The exercise:
Write out each line that follows exactly as it stands, without the pictures.

(Records from a data source)
--------

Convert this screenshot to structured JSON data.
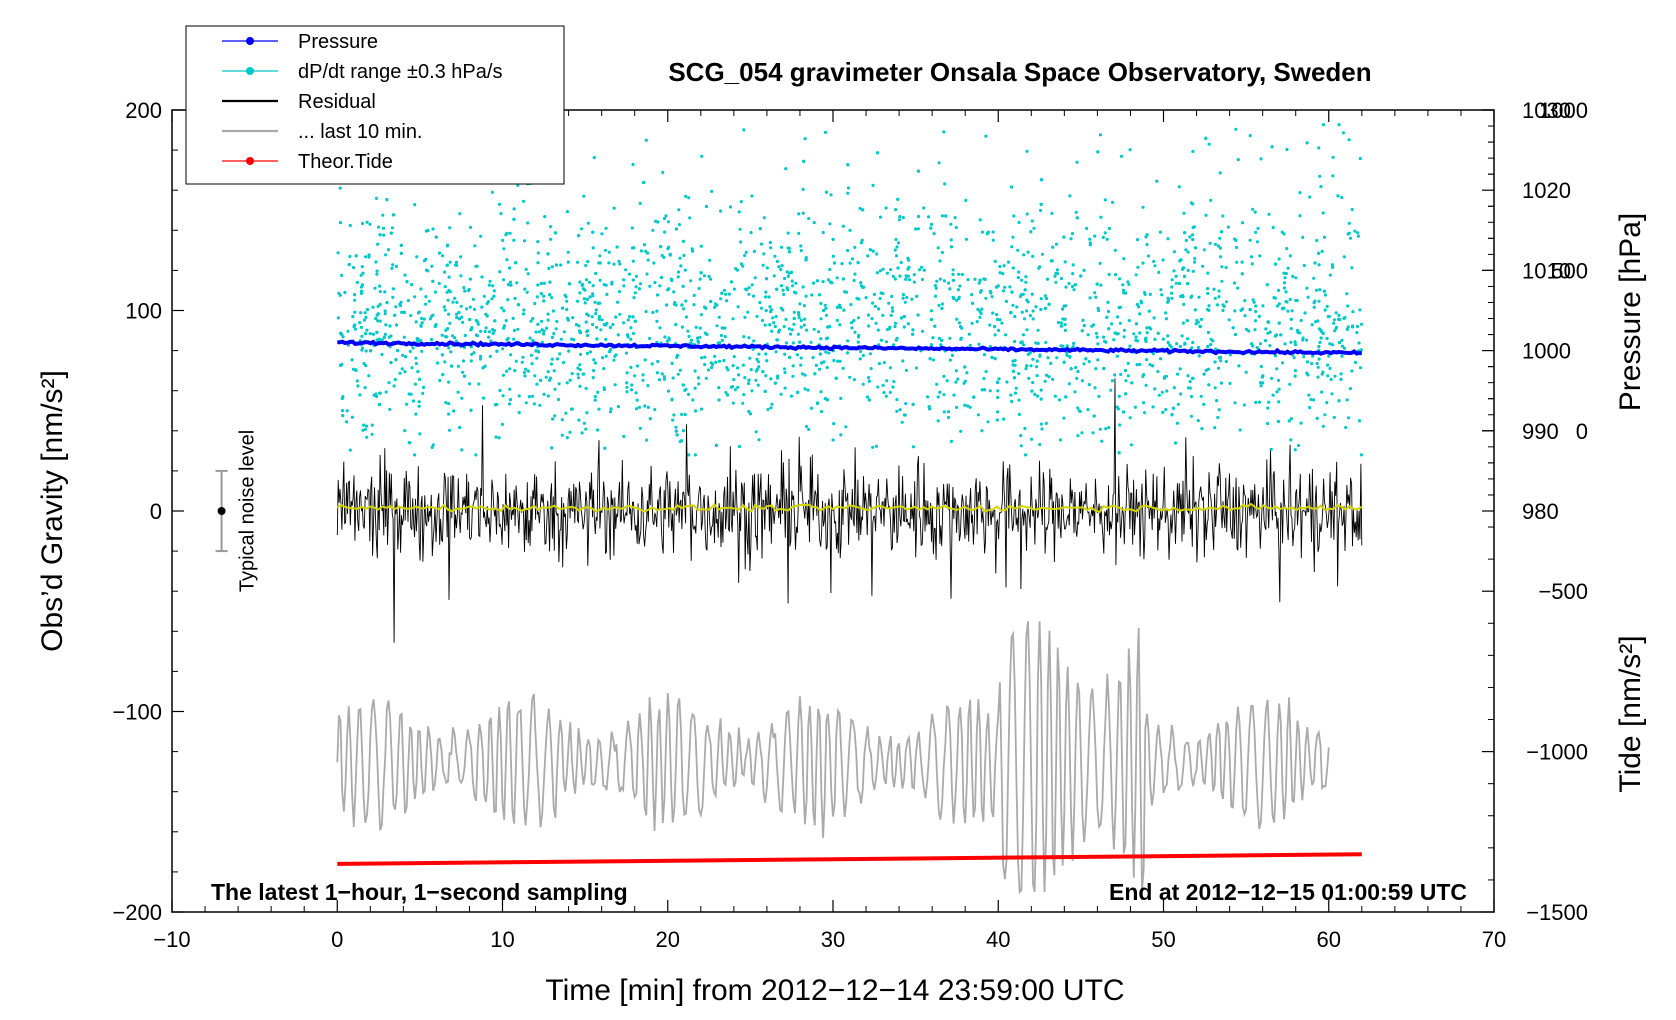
{
  "chart_data": {
    "type": "line",
    "title": "SCG_054 gravimeter Onsala Space Observatory, Sweden",
    "xlabel": "Time [min] from 2012−12−14 23:59:00 UTC",
    "ylabel_left": "Obs’d Gravity [nm/s²]",
    "ylabel_pressure": "Pressure [hPa]",
    "ylabel_tide": "Tide [nm/s²]",
    "xlim": [
      -10,
      70
    ],
    "ylim_left": [
      -200,
      200
    ],
    "ylim_pressure": [
      930,
      1030
    ],
    "ylim_tide": [
      -1500,
      1000
    ],
    "x_ticks": [
      "−10",
      "0",
      "10",
      "20",
      "30",
      "40",
      "50",
      "60",
      "70"
    ],
    "x_tick_values": [
      -10,
      0,
      10,
      20,
      30,
      40,
      50,
      60,
      70
    ],
    "y_left_ticks": [
      "−200",
      "−100",
      "0",
      "100",
      "200"
    ],
    "y_left_tick_values": [
      -200,
      -100,
      0,
      100,
      200
    ],
    "pressure_ticks": [
      "980",
      "990",
      "1000",
      "1010",
      "1020",
      "1030"
    ],
    "pressure_tick_values": [
      980,
      990,
      1000,
      1010,
      1020,
      1030
    ],
    "tide_ticks": [
      "−1500",
      "−1000",
      "−500",
      "0",
      "500",
      "1000"
    ],
    "tide_tick_values": [
      -1500,
      -1000,
      -500,
      0,
      500,
      1000
    ],
    "legend_position": "top-left",
    "legend": [
      {
        "name": "Pressure",
        "color": "#0000ff",
        "marker": true
      },
      {
        "name": "dP/dt range ±0.3 hPa/s",
        "color": "#00c8c8",
        "marker": true
      },
      {
        "name": "Residual",
        "color": "#000000",
        "marker": false
      },
      {
        "name": "... last 10 min.",
        "color": "#aaaaaa",
        "marker": false
      },
      {
        "name": "Theor.Tide",
        "color": "#ff0000",
        "marker": true
      }
    ],
    "series": [
      {
        "name": "Pressure",
        "axis": "pressure",
        "color": "#0000ff",
        "x": [
          0,
          62
        ],
        "values": [
          1001.0,
          999.7
        ]
      },
      {
        "name": "Theor.Tide",
        "axis": "tide",
        "color": "#ff0000",
        "x": [
          0,
          62
        ],
        "values": [
          -1350,
          -1320
        ]
      },
      {
        "name": "Residual",
        "axis": "left",
        "color": "#000000",
        "x_range": [
          0,
          62
        ],
        "approx_amplitude": 25
      },
      {
        "name": "... last 10 min.",
        "axis": "left",
        "color": "#aaaaaa",
        "x_range": [
          0,
          60
        ],
        "approx_center": -125
      },
      {
        "name": "dP/dt range ±0.3 hPa/s",
        "axis": "left",
        "color": "#00c8c8",
        "x_range": [
          0,
          62
        ]
      }
    ],
    "noise_bar": {
      "label": "Typical noise level",
      "x": -7,
      "center": 0,
      "half_range": 20
    },
    "annotations": {
      "bottom_left": "The latest 1−hour, 1−second sampling",
      "bottom_right": "End at 2012−12−15 01:00:59 UTC"
    },
    "colors": {
      "pressure": "#0000ff",
      "dpdt": "#00c8c8",
      "residual": "#000000",
      "last10": "#aaaaaa",
      "tide": "#ff0000",
      "smoothed": "#d4d400"
    }
  }
}
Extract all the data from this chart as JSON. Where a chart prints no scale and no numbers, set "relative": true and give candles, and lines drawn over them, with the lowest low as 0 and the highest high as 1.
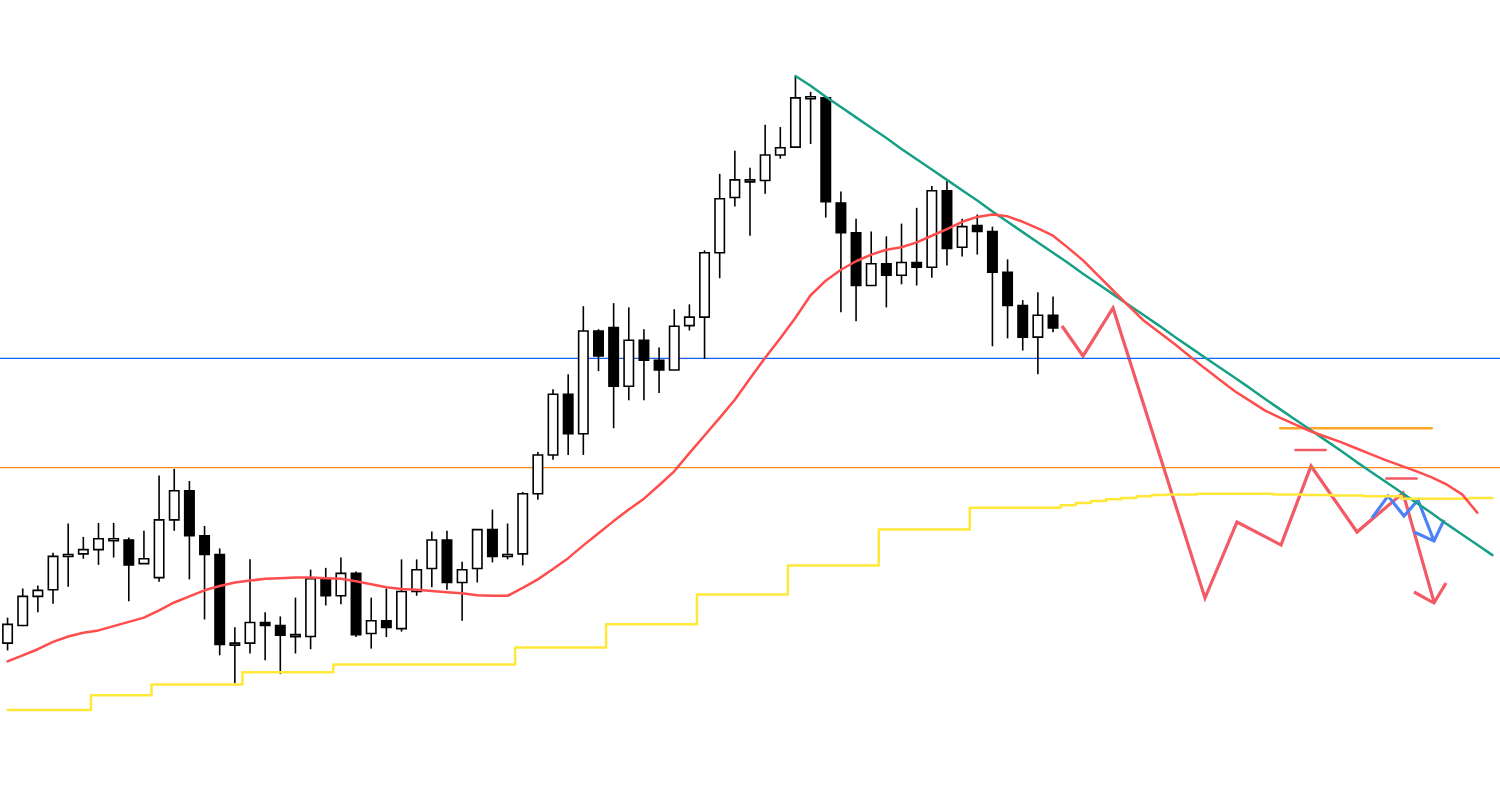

--------

Written answer:
Convert this screenshot to structured JSON data.
{
  "chart_data": {
    "type": "line",
    "title": "SCG_054 gravimeter Onsala Space Observatory, Sweden",
    "xlabel": "Time [min] from 2012−12−14 23:59:00 UTC",
    "ylabel_left": "Obs’d Gravity [nm/s²]",
    "ylabel_pressure": "Pressure [hPa]",
    "ylabel_tide": "Tide [nm/s²]",
    "xlim": [
      -10,
      70
    ],
    "ylim_left": [
      -200,
      200
    ],
    "ylim_pressure": [
      930,
      1030
    ],
    "ylim_tide": [
      -1500,
      1000
    ],
    "x_ticks": [
      "−10",
      "0",
      "10",
      "20",
      "30",
      "40",
      "50",
      "60",
      "70"
    ],
    "x_tick_values": [
      -10,
      0,
      10,
      20,
      30,
      40,
      50,
      60,
      70
    ],
    "y_left_ticks": [
      "−200",
      "−100",
      "0",
      "100",
      "200"
    ],
    "y_left_tick_values": [
      -200,
      -100,
      0,
      100,
      200
    ],
    "pressure_ticks": [
      "980",
      "990",
      "1000",
      "1010",
      "1020",
      "1030"
    ],
    "pressure_tick_values": [
      980,
      990,
      1000,
      1010,
      1020,
      1030
    ],
    "tide_ticks": [
      "−1500",
      "−1000",
      "−500",
      "0",
      "500",
      "1000"
    ],
    "tide_tick_values": [
      -1500,
      -1000,
      -500,
      0,
      500,
      1000
    ],
    "legend_position": "top-left",
    "legend": [
      {
        "name": "Pressure",
        "color": "#0000ff",
        "marker": true
      },
      {
        "name": "dP/dt range ±0.3 hPa/s",
        "color": "#00c8c8",
        "marker": true
      },
      {
        "name": "Residual",
        "color": "#000000",
        "marker": false
      },
      {
        "name": "... last 10 min.",
        "color": "#aaaaaa",
        "marker": false
      },
      {
        "name": "Theor.Tide",
        "color": "#ff0000",
        "marker": true
      }
    ],
    "series": [
      {
        "name": "Pressure",
        "axis": "pressure",
        "color": "#0000ff",
        "x": [
          0,
          62
        ],
        "values": [
          1001.0,
          999.7
        ]
      },
      {
        "name": "Theor.Tide",
        "axis": "tide",
        "color": "#ff0000",
        "x": [
          0,
          62
        ],
        "values": [
          -1350,
          -1320
        ]
      },
      {
        "name": "Residual",
        "axis": "left",
        "color": "#000000",
        "x_range": [
          0,
          62
        ],
        "approx_amplitude": 25
      },
      {
        "name": "... last 10 min.",
        "axis": "left",
        "color": "#aaaaaa",
        "x_range": [
          0,
          60
        ],
        "approx_center": -125
      },
      {
        "name": "dP/dt range ±0.3 hPa/s",
        "axis": "left",
        "color": "#00c8c8",
        "x_range": [
          0,
          62
        ]
      }
    ],
    "noise_bar": {
      "label": "Typical noise level",
      "x": -7,
      "center": 0,
      "half_range": 20
    },
    "annotations": {
      "bottom_left": "The latest 1−hour, 1−second sampling",
      "bottom_right": "End at 2012−12−15 01:00:59 UTC"
    },
    "colors": {
      "pressure": "#0000ff",
      "dpdt": "#00c8c8",
      "residual": "#000000",
      "last10": "#aaaaaa",
      "tide": "#ff0000",
      "smoothed": "#d4d400"
    }
  }
}
Extract all the data from this chart as JSON. Where a chart prints no scale and no numbers, set "relative": true and give candles, and lines drawn over them, with the lowest low as 0 and the highest high as 1.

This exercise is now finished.